start

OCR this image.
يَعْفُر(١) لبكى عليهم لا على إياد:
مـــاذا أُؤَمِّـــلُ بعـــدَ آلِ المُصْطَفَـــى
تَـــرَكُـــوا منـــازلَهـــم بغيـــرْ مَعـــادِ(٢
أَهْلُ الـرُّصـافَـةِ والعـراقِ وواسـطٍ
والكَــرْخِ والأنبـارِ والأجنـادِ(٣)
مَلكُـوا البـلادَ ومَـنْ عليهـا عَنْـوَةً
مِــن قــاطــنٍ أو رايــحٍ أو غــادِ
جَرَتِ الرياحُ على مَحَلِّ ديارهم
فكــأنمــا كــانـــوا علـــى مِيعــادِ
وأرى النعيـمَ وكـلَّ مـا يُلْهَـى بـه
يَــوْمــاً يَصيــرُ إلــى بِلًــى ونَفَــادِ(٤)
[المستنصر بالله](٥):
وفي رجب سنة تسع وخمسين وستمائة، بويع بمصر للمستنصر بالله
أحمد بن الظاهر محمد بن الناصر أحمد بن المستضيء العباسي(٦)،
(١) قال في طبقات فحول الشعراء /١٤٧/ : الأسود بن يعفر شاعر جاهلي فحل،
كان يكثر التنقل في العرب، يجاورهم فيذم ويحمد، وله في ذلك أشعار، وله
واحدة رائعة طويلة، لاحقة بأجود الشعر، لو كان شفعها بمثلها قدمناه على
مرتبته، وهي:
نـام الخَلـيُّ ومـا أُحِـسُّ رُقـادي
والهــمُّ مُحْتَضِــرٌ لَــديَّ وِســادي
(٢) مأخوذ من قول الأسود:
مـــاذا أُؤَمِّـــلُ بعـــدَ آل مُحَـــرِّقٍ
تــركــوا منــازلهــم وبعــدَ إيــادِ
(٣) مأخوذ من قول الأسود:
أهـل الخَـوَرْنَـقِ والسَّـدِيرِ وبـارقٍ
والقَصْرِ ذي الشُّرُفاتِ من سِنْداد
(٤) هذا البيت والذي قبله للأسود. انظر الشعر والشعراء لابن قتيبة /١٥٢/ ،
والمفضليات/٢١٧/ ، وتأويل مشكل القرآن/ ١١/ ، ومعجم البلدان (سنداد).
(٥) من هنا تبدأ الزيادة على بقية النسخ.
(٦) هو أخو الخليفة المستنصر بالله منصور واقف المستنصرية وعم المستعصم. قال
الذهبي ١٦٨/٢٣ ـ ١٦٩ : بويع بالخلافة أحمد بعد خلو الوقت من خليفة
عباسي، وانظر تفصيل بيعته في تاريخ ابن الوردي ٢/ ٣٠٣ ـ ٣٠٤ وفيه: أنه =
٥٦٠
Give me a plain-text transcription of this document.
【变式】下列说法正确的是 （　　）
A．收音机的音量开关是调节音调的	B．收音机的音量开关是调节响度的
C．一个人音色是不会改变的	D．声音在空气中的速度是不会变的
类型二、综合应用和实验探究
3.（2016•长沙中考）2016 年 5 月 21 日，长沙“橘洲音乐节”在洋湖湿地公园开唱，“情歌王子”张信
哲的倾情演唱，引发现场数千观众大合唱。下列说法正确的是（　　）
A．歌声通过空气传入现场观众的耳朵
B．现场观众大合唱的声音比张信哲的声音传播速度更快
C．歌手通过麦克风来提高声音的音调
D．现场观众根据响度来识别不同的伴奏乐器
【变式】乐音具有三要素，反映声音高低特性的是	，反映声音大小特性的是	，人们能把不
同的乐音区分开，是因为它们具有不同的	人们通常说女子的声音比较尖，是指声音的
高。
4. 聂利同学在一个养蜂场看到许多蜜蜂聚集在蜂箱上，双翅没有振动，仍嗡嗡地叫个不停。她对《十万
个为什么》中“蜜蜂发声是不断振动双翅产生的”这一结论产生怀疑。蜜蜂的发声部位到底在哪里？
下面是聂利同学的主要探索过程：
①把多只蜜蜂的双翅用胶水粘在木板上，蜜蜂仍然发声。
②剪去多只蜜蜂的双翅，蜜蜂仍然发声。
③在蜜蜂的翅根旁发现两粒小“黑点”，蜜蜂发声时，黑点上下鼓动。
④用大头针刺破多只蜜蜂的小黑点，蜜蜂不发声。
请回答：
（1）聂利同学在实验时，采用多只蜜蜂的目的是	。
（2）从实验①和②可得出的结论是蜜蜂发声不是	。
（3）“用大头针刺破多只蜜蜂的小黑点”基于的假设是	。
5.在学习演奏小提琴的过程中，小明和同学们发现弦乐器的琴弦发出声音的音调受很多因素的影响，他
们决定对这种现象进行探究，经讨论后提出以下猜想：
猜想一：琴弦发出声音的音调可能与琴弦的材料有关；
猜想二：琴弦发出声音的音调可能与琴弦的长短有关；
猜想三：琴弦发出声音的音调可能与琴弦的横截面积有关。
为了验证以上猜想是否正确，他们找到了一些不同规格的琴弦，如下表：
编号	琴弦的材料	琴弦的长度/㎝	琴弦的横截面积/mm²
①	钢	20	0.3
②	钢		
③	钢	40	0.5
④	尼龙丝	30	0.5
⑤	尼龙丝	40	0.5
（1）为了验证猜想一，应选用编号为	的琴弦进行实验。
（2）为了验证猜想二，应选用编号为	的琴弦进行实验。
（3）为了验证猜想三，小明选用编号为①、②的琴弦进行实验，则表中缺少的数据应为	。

end

Given request:
Each entry must be reproduced verbatim.

Solution to the problem:
OCR this image.
يَعْفُر(١) لبكى عليهم لا على إياد:
مـــاذا أُؤَمِّـــلُ بعـــدَ آلِ المُصْطَفَـــى
تَـــرَكُـــوا منـــازلَهـــم بغيـــرْ مَعـــادِ(٢
أَهْلُ الـرُّصـافَـةِ والعـراقِ وواسـطٍ
والكَــرْخِ والأنبـارِ والأجنـادِ(٣)
مَلكُـوا البـلادَ ومَـنْ عليهـا عَنْـوَةً
مِــن قــاطــنٍ أو رايــحٍ أو غــادِ
جَرَتِ الرياحُ على مَحَلِّ ديارهم
فكــأنمــا كــانـــوا علـــى مِيعــادِ
وأرى النعيـمَ وكـلَّ مـا يُلْهَـى بـه
يَــوْمــاً يَصيــرُ إلــى بِلًــى ونَفَــادِ(٤)
[المستنصر بالله](٥):
وفي رجب سنة تسع وخمسين وستمائة، بويع بمصر للمستنصر بالله
أحمد بن الظاهر محمد بن الناصر أحمد بن المستضيء العباسي(٦)،
(١) قال في طبقات فحول الشعراء /١٤٧/ : الأسود بن يعفر شاعر جاهلي فحل،
كان يكثر التنقل في العرب، يجاورهم فيذم ويحمد، وله في ذلك أشعار، وله
واحدة رائعة طويلة، لاحقة بأجود الشعر، لو كان شفعها بمثلها قدمناه على
مرتبته، وهي:
نـام الخَلـيُّ ومـا أُحِـسُّ رُقـادي
والهــمُّ مُحْتَضِــرٌ لَــديَّ وِســادي
(٢) مأخوذ من قول الأسود:
مـــاذا أُؤَمِّـــلُ بعـــدَ آل مُحَـــرِّقٍ
تــركــوا منــازلهــم وبعــدَ إيــادِ
(٣) مأخوذ من قول الأسود:
أهـل الخَـوَرْنَـقِ والسَّـدِيرِ وبـارقٍ
والقَصْرِ ذي الشُّرُفاتِ من سِنْداد
(٤) هذا البيت والذي قبله للأسود. انظر الشعر والشعراء لابن قتيبة /١٥٢/ ،
والمفضليات/٢١٧/ ، وتأويل مشكل القرآن/ ١١/ ، ومعجم البلدان (سنداد).
(٥) من هنا تبدأ الزيادة على بقية النسخ.
(٦) هو أخو الخليفة المستنصر بالله منصور واقف المستنصرية وعم المستعصم. قال
الذهبي ١٦٨/٢٣ ـ ١٦٩ : بويع بالخلافة أحمد بعد خلو الوقت من خليفة
عباسي، وانظر تفصيل بيعته في تاريخ ابن الوردي ٢/ ٣٠٣ ـ ٣٠٤ وفيه: أنه =
٥٦٠
Give me a plain-text transcription of this document.
【变式】下列说法正确的是 （　　）
A．收音机的音量开关是调节音调的	B．收音机的音量开关是调节响度的
C．一个人音色是不会改变的	D．声音在空气中的速度是不会变的
类型二、综合应用和实验探究
3.（2016•长沙中考）2016 年 5 月 21 日，长沙“橘洲音乐节”在洋湖湿地公园开唱，“情歌王子”张信
哲的倾情演唱，引发现场数千观众大合唱。下列说法正确的是（　　）
A．歌声通过空气传入现场观众的耳朵
B．现场观众大合唱的声音比张信哲的声音传播速度更快
C．歌手通过麦克风来提高声音的音调
D．现场观众根据响度来识别不同的伴奏乐器
【变式】乐音具有三要素，反映声音高低特性的是	，反映声音大小特性的是	，人们能把不
同的乐音区分开，是因为它们具有不同的	人们通常说女子的声音比较尖，是指声音的
高。
4. 聂利同学在一个养蜂场看到许多蜜蜂聚集在蜂箱上，双翅没有振动，仍嗡嗡地叫个不停。她对《十万
个为什么》中“蜜蜂发声是不断振动双翅产生的”这一结论产生怀疑。蜜蜂的发声部位到底在哪里？
下面是聂利同学的主要探索过程：
①把多只蜜蜂的双翅用胶水粘在木板上，蜜蜂仍然发声。
②剪去多只蜜蜂的双翅，蜜蜂仍然发声。
③在蜜蜂的翅根旁发现两粒小“黑点”，蜜蜂发声时，黑点上下鼓动。
④用大头针刺破多只蜜蜂的小黑点，蜜蜂不发声。
请回答：
（1）聂利同学在实验时，采用多只蜜蜂的目的是	。
（2）从实验①和②可得出的结论是蜜蜂发声不是	。
（3）“用大头针刺破多只蜜蜂的小黑点”基于的假设是	。
5.在学习演奏小提琴的过程中，小明和同学们发现弦乐器的琴弦发出声音的音调受很多因素的影响，他
们决定对这种现象进行探究，经讨论后提出以下猜想：
猜想一：琴弦发出声音的音调可能与琴弦的材料有关；
猜想二：琴弦发出声音的音调可能与琴弦的长短有关；
猜想三：琴弦发出声音的音调可能与琴弦的横截面积有关。
为了验证以上猜想是否正确，他们找到了一些不同规格的琴弦，如下表：
编号	琴弦的材料	琴弦的长度/㎝	琴弦的横截面积/mm²
①	钢	20	0.3
②	钢		
③	钢	40	0.5
④	尼龙丝	30	0.5
⑤	尼龙丝	40	0.5
（1）为了验证猜想一，应选用编号为	的琴弦进行实验。
（2）为了验证猜想二，应选用编号为	的琴弦进行实验。
（3）为了验证猜想三，小明选用编号为①、②的琴弦进行实验，则表中缺少的数据应为	。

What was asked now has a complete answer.